Exercise
Please quote the material exactly, every line of it.

Task inputs
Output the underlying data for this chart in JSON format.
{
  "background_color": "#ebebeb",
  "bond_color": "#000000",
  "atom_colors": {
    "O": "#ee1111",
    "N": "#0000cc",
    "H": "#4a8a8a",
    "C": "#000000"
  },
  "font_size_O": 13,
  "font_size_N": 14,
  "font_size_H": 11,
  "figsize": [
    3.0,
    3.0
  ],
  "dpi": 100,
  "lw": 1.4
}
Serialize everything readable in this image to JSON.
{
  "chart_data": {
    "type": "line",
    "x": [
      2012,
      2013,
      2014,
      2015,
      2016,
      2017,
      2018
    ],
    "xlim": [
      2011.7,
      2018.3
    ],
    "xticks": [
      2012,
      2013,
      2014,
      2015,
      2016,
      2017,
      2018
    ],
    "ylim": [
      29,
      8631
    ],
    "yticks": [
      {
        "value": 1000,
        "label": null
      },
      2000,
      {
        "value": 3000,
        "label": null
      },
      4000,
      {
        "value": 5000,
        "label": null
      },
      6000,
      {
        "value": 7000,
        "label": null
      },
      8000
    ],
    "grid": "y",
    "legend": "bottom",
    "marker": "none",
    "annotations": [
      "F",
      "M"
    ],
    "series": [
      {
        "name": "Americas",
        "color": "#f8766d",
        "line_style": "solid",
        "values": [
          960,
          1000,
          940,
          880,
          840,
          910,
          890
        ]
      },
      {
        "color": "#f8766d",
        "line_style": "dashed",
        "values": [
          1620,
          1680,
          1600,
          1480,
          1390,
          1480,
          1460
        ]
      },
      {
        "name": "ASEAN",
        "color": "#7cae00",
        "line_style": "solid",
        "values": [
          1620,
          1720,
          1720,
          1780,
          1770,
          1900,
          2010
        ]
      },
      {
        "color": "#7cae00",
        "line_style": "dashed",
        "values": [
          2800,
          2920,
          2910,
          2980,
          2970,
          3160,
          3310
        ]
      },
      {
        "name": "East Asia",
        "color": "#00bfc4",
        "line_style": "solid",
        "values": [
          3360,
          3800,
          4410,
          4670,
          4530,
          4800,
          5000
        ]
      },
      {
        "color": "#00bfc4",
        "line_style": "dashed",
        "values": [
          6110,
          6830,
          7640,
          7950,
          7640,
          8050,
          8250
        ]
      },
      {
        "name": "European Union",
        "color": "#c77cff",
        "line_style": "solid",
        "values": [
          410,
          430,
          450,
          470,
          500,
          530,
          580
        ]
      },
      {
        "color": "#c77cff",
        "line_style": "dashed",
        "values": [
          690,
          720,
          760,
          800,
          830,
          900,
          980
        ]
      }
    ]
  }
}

Completed exercise
Output the underlying data for this chart in JSON format.
{
  "background_color": "#ebebeb",
  "bond_color": "#000000",
  "atom_colors": {
    "O": "#ee1111",
    "N": "#0000cc",
    "H": "#4a8a8a",
    "C": "#000000"
  },
  "font_size_O": 13,
  "font_size_N": 14,
  "font_size_H": 11,
  "figsize": [
    3.0,
    3.0
  ],
  "dpi": 100,
  "lw": 1.4
}
Serialize everything readable in this image to JSON.
{
  "chart_data": {
    "type": "line",
    "x": [
      2012,
      2013,
      2014,
      2015,
      2016,
      2017,
      2018
    ],
    "xlim": [
      2011.7,
      2018.3
    ],
    "xticks": [
      2012,
      2013,
      2014,
      2015,
      2016,
      2017,
      2018
    ],
    "ylim": [
      29,
      8631
    ],
    "yticks": [
      {
        "value": 1000,
        "label": null
      },
      2000,
      {
        "value": 3000,
        "label": null
      },
      4000,
      {
        "value": 5000,
        "label": null
      },
      6000,
      {
        "value": 7000,
        "label": null
      },
      8000
    ],
    "grid": "y",
    "legend": "bottom",
    "marker": "none",
    "annotations": [
      "F",
      "M"
    ],
    "series": [
      {
        "name": "Americas",
        "color": "#f8766d",
        "line_style": "solid",
        "values": [
          960,
          1000,
          940,
          880,
          840,
          910,
          890
        ]
      },
      {
        "color": "#f8766d",
        "line_style": "dashed",
        "values": [
          1620,
          1680,
          1600,
          1480,
          1390,
          1480,
          1460
        ]
      },
      {
        "name": "ASEAN",
        "color": "#7cae00",
        "line_style": "solid",
        "values": [
          1620,
          1720,
          1720,
          1780,
          1770,
          1900,
          2010
        ]
      },
      {
        "color": "#7cae00",
        "line_style": "dashed",
        "values": [
          2800,
          2920,
          2910,
          2980,
          2970,
          3160,
          3310
        ]
      },
      {
        "name": "East Asia",
        "color": "#00bfc4",
        "line_style": "solid",
        "values": [
          3360,
          3800,
          4410,
          4670,
          4530,
          4800,
          5000
        ]
      },
      {
        "color": "#00bfc4",
        "line_style": "dashed",
        "values": [
          6110,
          6830,
          7640,
          7950,
          7640,
          8050,
          8250
        ]
      },
      {
        "name": "European Union",
        "color": "#c77cff",
        "line_style": "solid",
        "values": [
          410,
          430,
          450,
          470,
          500,
          530,
          580
        ]
      },
      {
        "color": "#c77cff",
        "line_style": "dashed",
        "values": [
          690,
          720,
          760,
          800,
          830,
          900,
          980
        ]
      }
    ]
  }
}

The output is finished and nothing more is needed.